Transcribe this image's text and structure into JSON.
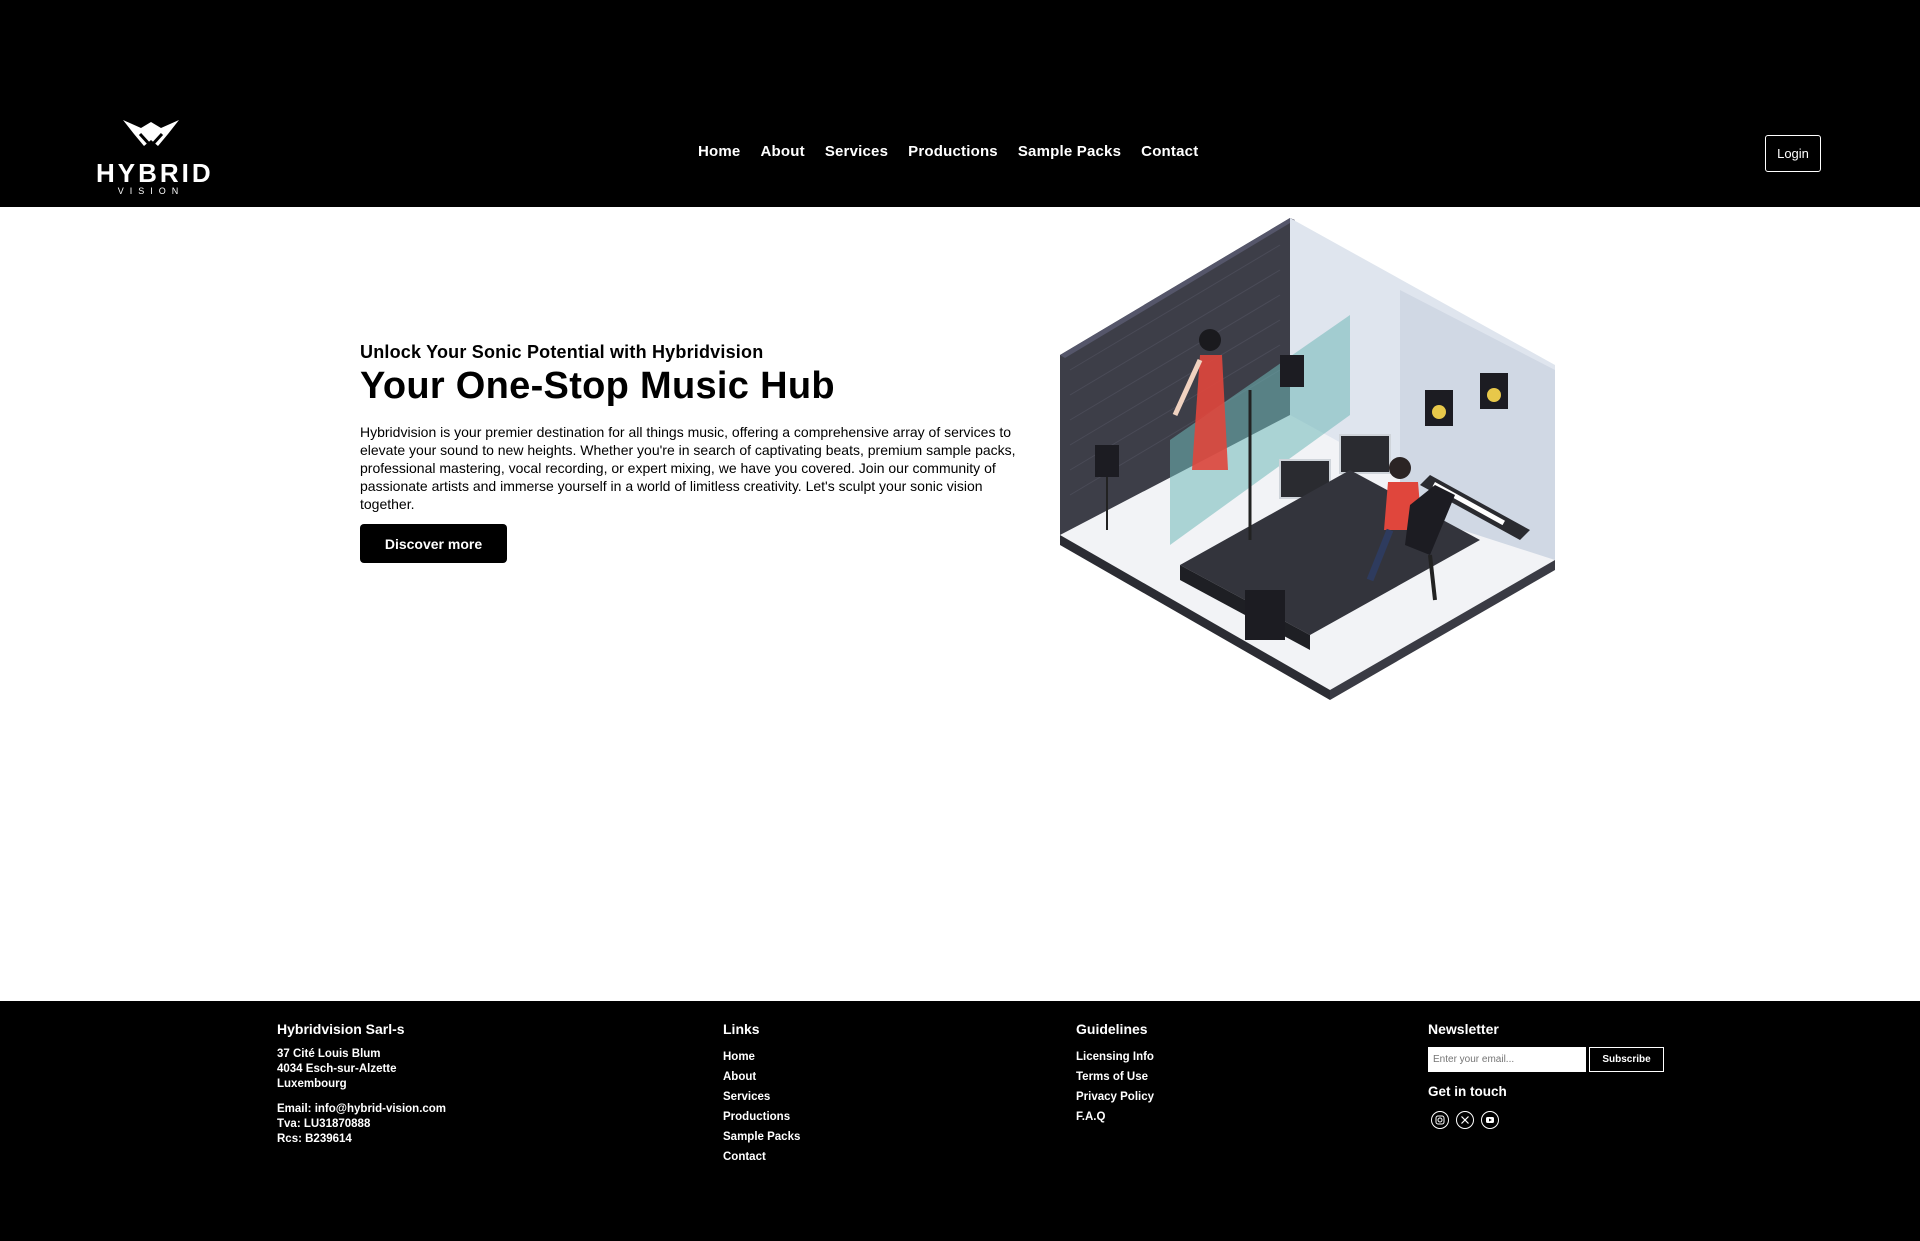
{
  "brand": {
    "name": "HYBRID",
    "sub": "VISION"
  },
  "nav": {
    "items": [
      "Home",
      "About",
      "Services",
      "Productions",
      "Sample Packs",
      "Contact"
    ],
    "login_label": "Login"
  },
  "hero": {
    "kicker": "Unlock Your Sonic Potential with Hybridvision",
    "title": "Your One-Stop Music Hub",
    "body": "Hybridvision is your premier destination for all things music, offering a comprehensive array of services to elevate your sound to new heights. Whether you're in search of captivating beats, premium sample packs, professional mastering, vocal recording, or expert mixing, we have you covered. Join our community of passionate artists and immerse yourself in a world of limitless creativity. Let's sculpt your sonic vision together.",
    "cta_label": "Discover more"
  },
  "footer": {
    "company": {
      "heading": "Hybridvision Sarl-s",
      "address": [
        "37 Cité Louis Blum",
        "4034 Esch-sur-Alzette",
        "Luxembourg"
      ],
      "legal": [
        "Email: info@hybrid-vision.com",
        "Tva: LU31870888",
        "Rcs: B239614"
      ]
    },
    "links": {
      "heading": "Links",
      "items": [
        "Home",
        "About",
        "Services",
        "Productions",
        "Sample Packs",
        "Contact"
      ]
    },
    "guidelines": {
      "heading": "Guidelines",
      "items": [
        "Licensing Info",
        "Terms of Use",
        "Privacy Policy",
        "F.A.Q"
      ]
    },
    "newsletter": {
      "heading": "Newsletter",
      "placeholder": "Enter your email...",
      "button_label": "Subscribe",
      "touch_heading": "Get in touch",
      "socials": [
        "instagram-icon",
        "x-icon",
        "youtube-icon"
      ]
    }
  },
  "colors": {
    "header_bg": "#000000",
    "footer_bg": "#000000",
    "accent_red": "#e0463c",
    "accent_teal": "#6fb8b8"
  }
}
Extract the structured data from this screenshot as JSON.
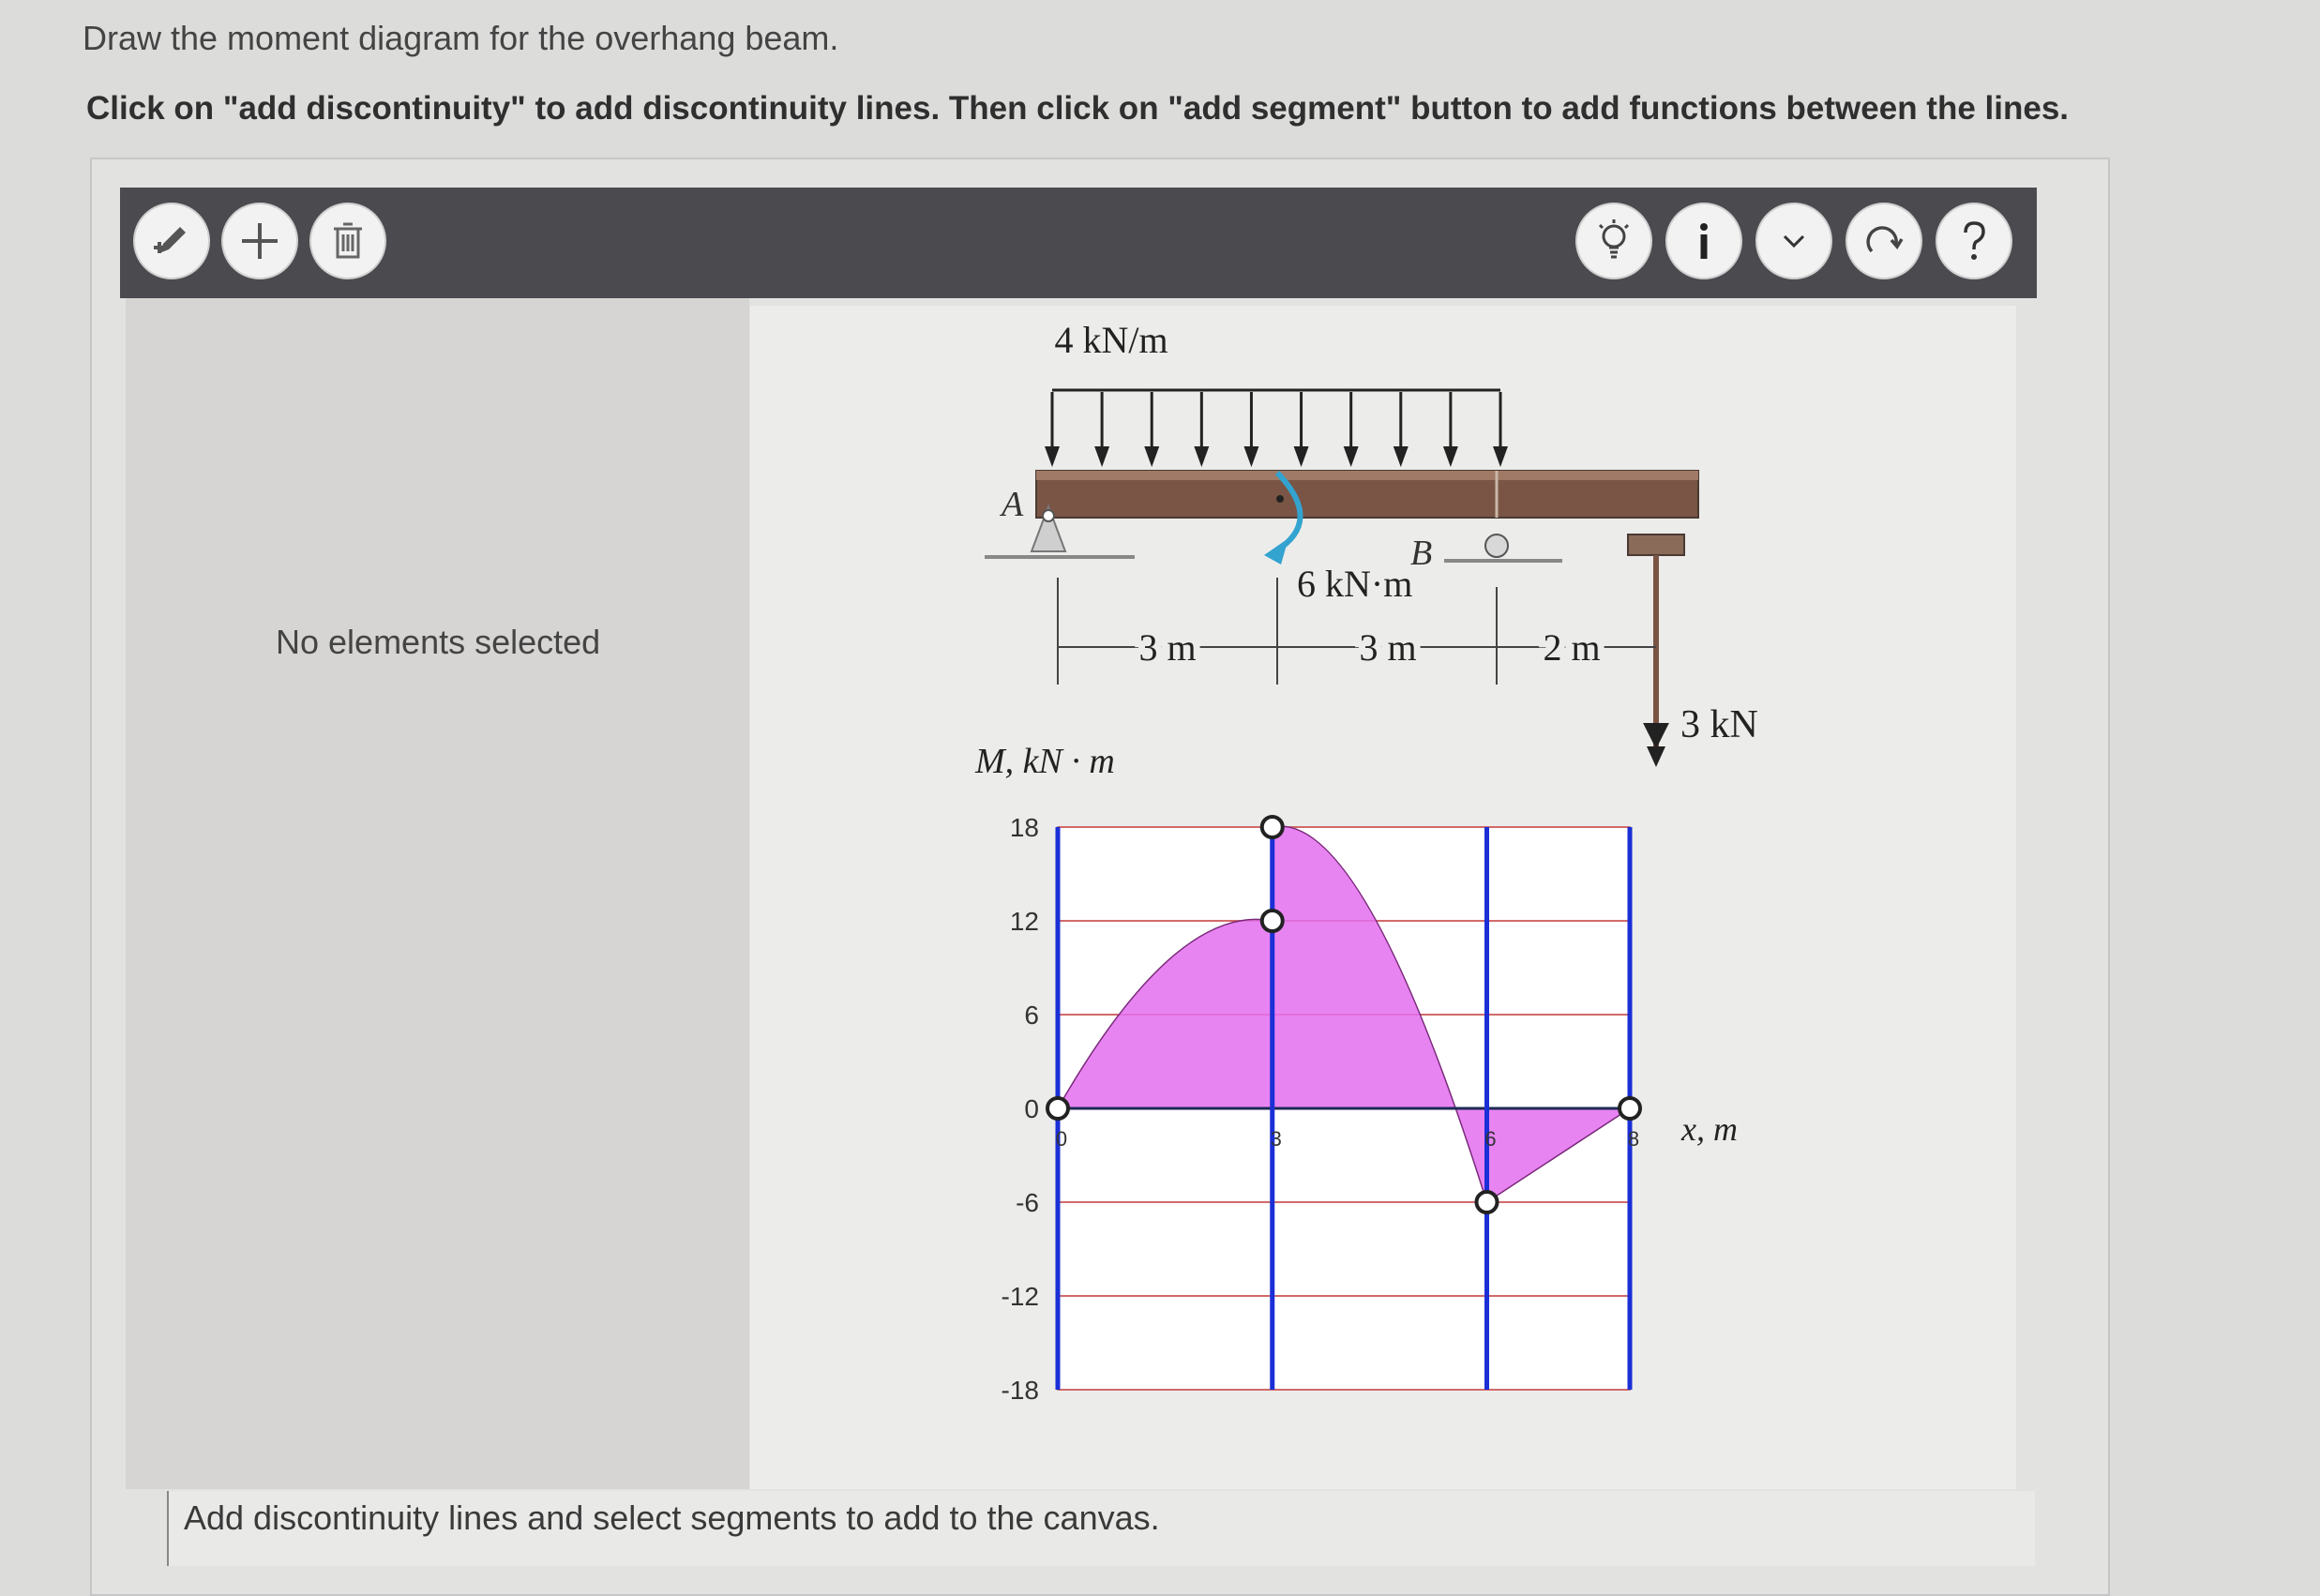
{
  "prompt": "Draw the moment diagram for the overhang beam.",
  "instructions": "Click on \"add discontinuity\" to add discontinuity lines. Then click on \"add segment\" button to add functions between the lines.",
  "toolbar": {
    "left_buttons": [
      {
        "name": "add-discontinuity-button",
        "icon": "pencil-plus-icon"
      },
      {
        "name": "add-segment-button",
        "icon": "plus-icon"
      },
      {
        "name": "delete-button",
        "icon": "trash-icon"
      }
    ],
    "right_buttons": [
      {
        "name": "hint-button",
        "icon": "lightbulb-icon"
      },
      {
        "name": "info-button",
        "icon": "info-icon"
      },
      {
        "name": "dropdown-button",
        "icon": "chevron-down-icon"
      },
      {
        "name": "reset-button",
        "icon": "redo-icon"
      },
      {
        "name": "help-button",
        "icon": "question-icon"
      }
    ]
  },
  "side_panel": {
    "text": "No elements selected"
  },
  "status": {
    "text": "Add discontinuity lines and select segments to add to the canvas."
  },
  "beam_figure": {
    "load_label": "4 kN/m",
    "support_a": "A",
    "support_b": "B",
    "couple_label": "6 kN·m",
    "dims": [
      "3 m",
      "3 m",
      "2 m"
    ],
    "point_load": "3 kN"
  },
  "chart_data": {
    "type": "area",
    "ylabel": "M, kN · m",
    "xlabel": "x, m",
    "ylim": [
      -18,
      18
    ],
    "yticks": [
      18,
      12,
      6,
      0,
      -6,
      -12,
      -18
    ],
    "xticks": [
      "0",
      "3",
      "6",
      "8"
    ],
    "discontinuity_lines_x": [
      0,
      3,
      6,
      8
    ],
    "segments": [
      {
        "x": [
          0,
          3
        ],
        "y": [
          0,
          12
        ],
        "shape": "concave"
      },
      {
        "x": [
          3,
          6
        ],
        "y": [
          18,
          -6
        ],
        "shape": "concave"
      },
      {
        "x": [
          6,
          8
        ],
        "y": [
          -6,
          0
        ],
        "shape": "linear"
      }
    ],
    "points": [
      {
        "x": 0,
        "y": 0
      },
      {
        "x": 3,
        "y": 12
      },
      {
        "x": 3,
        "y": 18
      },
      {
        "x": 6,
        "y": -6
      },
      {
        "x": 8,
        "y": 0
      }
    ],
    "fill_color": "#e46ef0",
    "line_color": "#1a2fd6",
    "grid_color": "#d26a6a"
  }
}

§ **Work to be completed**
Find the lines that include the string "name", then copy each of them.

§ **Task result**
    "name": "HYBRID",
        "name": "add-discontinuity-button",
        "name": "add-segment-button",
        "name": "delete-button",
        "name": "hint-button",
        "name": "info-button",
        "name": "dropdown-button",
        "name": "reset-button",
        "name": "help-button",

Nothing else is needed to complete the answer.